> _The task_: Arrange the listing below as a JSON list of strings, one string for each line, and skip any blank lines.

(Saved data entries)
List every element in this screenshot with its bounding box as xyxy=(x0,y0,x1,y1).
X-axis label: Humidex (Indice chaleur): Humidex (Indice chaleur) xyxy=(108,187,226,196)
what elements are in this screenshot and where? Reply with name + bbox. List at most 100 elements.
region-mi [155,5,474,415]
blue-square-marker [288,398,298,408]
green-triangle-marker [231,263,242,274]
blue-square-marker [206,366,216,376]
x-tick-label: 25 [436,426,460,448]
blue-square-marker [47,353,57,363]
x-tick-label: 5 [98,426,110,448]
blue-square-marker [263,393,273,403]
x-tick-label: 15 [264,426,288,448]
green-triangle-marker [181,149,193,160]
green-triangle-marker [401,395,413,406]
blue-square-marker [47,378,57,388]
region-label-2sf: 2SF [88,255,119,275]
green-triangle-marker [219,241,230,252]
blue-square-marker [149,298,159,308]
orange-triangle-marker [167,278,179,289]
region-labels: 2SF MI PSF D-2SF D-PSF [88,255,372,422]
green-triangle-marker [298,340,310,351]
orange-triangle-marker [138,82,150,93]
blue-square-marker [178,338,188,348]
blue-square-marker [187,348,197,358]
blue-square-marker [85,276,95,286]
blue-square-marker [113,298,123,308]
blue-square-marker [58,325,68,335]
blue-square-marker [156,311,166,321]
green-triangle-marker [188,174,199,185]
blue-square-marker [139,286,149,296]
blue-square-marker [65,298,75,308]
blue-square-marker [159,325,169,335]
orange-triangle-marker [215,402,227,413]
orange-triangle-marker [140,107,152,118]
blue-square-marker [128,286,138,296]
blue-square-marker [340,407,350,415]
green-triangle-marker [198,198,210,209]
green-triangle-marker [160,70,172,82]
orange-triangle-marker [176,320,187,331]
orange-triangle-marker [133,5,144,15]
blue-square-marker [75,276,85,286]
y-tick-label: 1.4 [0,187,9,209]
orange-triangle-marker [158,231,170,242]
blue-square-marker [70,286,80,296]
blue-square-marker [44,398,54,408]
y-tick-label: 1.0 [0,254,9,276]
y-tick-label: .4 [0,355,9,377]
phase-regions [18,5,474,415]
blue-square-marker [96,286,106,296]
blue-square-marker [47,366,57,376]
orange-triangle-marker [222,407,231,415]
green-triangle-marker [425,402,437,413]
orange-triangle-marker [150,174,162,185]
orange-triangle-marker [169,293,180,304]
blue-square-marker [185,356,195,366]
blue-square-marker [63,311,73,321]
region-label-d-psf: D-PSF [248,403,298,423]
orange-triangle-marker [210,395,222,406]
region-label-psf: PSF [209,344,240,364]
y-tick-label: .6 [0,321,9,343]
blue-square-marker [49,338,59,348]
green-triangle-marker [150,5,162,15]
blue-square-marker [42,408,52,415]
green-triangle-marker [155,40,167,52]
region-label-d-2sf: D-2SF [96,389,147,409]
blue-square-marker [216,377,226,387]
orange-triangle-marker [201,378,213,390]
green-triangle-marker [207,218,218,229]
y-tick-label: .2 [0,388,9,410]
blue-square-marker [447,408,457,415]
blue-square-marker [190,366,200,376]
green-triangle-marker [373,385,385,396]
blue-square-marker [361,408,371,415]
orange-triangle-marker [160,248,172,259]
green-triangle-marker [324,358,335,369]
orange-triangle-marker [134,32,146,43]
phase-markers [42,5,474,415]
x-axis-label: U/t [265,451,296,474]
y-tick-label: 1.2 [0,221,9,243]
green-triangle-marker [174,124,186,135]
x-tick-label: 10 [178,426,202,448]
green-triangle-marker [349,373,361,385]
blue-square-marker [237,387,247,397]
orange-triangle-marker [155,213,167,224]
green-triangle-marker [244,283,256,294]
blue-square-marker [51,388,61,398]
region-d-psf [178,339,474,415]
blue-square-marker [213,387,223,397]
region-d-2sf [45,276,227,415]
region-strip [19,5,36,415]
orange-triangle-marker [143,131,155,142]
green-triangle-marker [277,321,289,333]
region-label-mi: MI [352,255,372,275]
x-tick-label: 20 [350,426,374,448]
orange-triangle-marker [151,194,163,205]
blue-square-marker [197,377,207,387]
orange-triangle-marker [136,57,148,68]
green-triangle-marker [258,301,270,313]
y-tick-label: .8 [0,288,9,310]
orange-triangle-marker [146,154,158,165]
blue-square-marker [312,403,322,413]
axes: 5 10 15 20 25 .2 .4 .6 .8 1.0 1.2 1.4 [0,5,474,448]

> _Reply to the exercise_:
[
  "List every element in this screenshot with its bounding box as xyxy=(x0,y0,x1,y1).",
  "X-axis label: Humidex (Indice chaleur): Humidex (Indice chaleur) xyxy=(108,187,226,196)",
  "what elements are in this screenshot and where? Reply with name + bbox. List at most 100 elements.",
  "region-mi [155,5,474,415]",
  "blue-square-marker [288,398,298,408]",
  "green-triangle-marker [231,263,242,274]",
  "blue-square-marker [206,366,216,376]",
  "x-tick-label: 25 [436,426,460,448]",
  "blue-square-marker [47,353,57,363]",
  "x-tick-label: 5 [98,426,110,448]",
  "blue-square-marker [263,393,273,403]",
  "x-tick-label: 15 [264,426,288,448]",
  "green-triangle-marker [181,149,193,160]",
  "green-triangle-marker [401,395,413,406]",
  "blue-square-marker [47,378,57,388]",
  "region-label-2sf: 2SF [88,255,119,275]",
  "green-triangle-marker [219,241,230,252]",
  "blue-square-marker [149,298,159,308]",
  "orange-triangle-marker [167,278,179,289]",
  "region-labels: 2SF MI PSF D-2SF D-PSF [88,255,372,422]",
  "green-triangle-marker [298,340,310,351]",
  "orange-triangle-marker [138,82,150,93]",
  "blue-square-marker [178,338,188,348]",
  "blue-square-marker [187,348,197,358]",
  "blue-square-marker [85,276,95,286]",
  "blue-square-marker [113,298,123,308]",
  "blue-square-marker [58,325,68,335]",
  "blue-square-marker [156,311,166,321]",
  "green-triangle-marker [188,174,199,185]",
  "blue-square-marker [139,286,149,296]",
  "blue-square-marker [65,298,75,308]",
  "blue-square-marker [159,325,169,335]",
  "orange-triangle-marker [215,402,227,413]",
  "orange-triangle-marker [140,107,152,118]",
  "blue-square-marker [128,286,138,296]",
  "blue-square-marker [340,407,350,415]",
  "green-triangle-marker [198,198,210,209]",
  "green-triangle-marker [160,70,172,82]",
  "orange-triangle-marker [176,320,187,331]",
  "orange-triangle-marker [133,5,144,15]",
  "blue-square-marker [75,276,85,286]",
  "y-tick-label: 1.4 [0,187,9,209]",
  "orange-triangle-marker [158,231,170,242]",
  "blue-square-marker [70,286,80,296]",
  "blue-square-marker [44,398,54,408]",
  "y-tick-label: 1.0 [0,254,9,276]",
  "y-tick-label: .4 [0,355,9,377]",
  "phase-regions [18,5,474,415]",
  "blue-square-marker [96,286,106,296]",
  "blue-square-marker [47,366,57,376]",
  "orange-triangle-marker [222,407,231,415]",
  "green-triangle-marker [425,402,437,413]",
  "orange-triangle-marker [150,174,162,185]",
  "orange-triangle-marker [169,293,180,304]",
  "blue-square-marker [185,356,195,366]",
  "blue-square-marker [63,311,73,321]",
  "region-label-d-psf: D-PSF [248,403,298,423]",
  "orange-triangle-marker [210,395,222,406]",
  "region-label-psf: PSF [209,344,240,364]",
  "y-tick-label: .6 [0,321,9,343]",
  "blue-square-marker [49,338,59,348]",
  "green-triangle-marker [150,5,162,15]",
  "blue-square-marker [42,408,52,415]",
  "green-triangle-marker [155,40,167,52]",
  "region-label-d-2sf: D-2SF [96,389,147,409]",
  "blue-square-marker [216,377,226,387]",
  "orange-triangle-marker [201,378,213,390]",
  "green-triangle-marker [207,218,218,229]",
  "y-tick-label: .2 [0,388,9,410]",
  "blue-square-marker [447,408,457,415]",
  "blue-square-marker [190,366,200,376]",
  "green-triangle-marker [373,385,385,396]",
  "blue-square-marker [361,408,371,415]",
  "orange-triangle-marker [160,248,172,259]",
  "green-triangle-marker [324,358,335,369]",
  "orange-triangle-marker [134,32,146,43]",
  "phase-markers [42,5,474,415]",
  "x-axis-label: U/t [265,451,296,474]",
  "y-tick-label: 1.2 [0,221,9,243]",
  "green-triangle-marker [174,124,186,135]",
  "x-tick-label: 10 [178,426,202,448]",
  "green-triangle-marker [349,373,361,385]",
  "blue-square-marker [237,387,247,397]",
  "orange-triangle-marker [155,213,167,224]",
  "green-triangle-marker [244,283,256,294]",
  "blue-square-marker [51,388,61,398]",
  "region-d-psf [178,339,474,415]",
  "blue-square-marker [213,387,223,397]",
  "region-d-2sf [45,276,227,415]",
  "region-strip [19,5,36,415]",
  "orange-triangle-marker [143,131,155,142]",
  "green-triangle-marker [277,321,289,333]",
  "region-label-mi: MI [352,255,372,275]",
  "x-tick-label: 20 [350,426,374,448]",
  "orange-triangle-marker [151,194,163,205]",
  "blue-square-marker [197,377,207,387]",
  "orange-triangle-marker [136,57,148,68]",
  "green-triangle-marker [258,301,270,313]",
  "y-tick-label: .8 [0,288,9,310]",
  "orange-triangle-marker [146,154,158,165]",
  "blue-square-marker [312,403,322,413]",
  "axes: 5 10 15 20 25 .2 .4 .6 .8 1.0 1.2 1.4 [0,5,474,448]"
]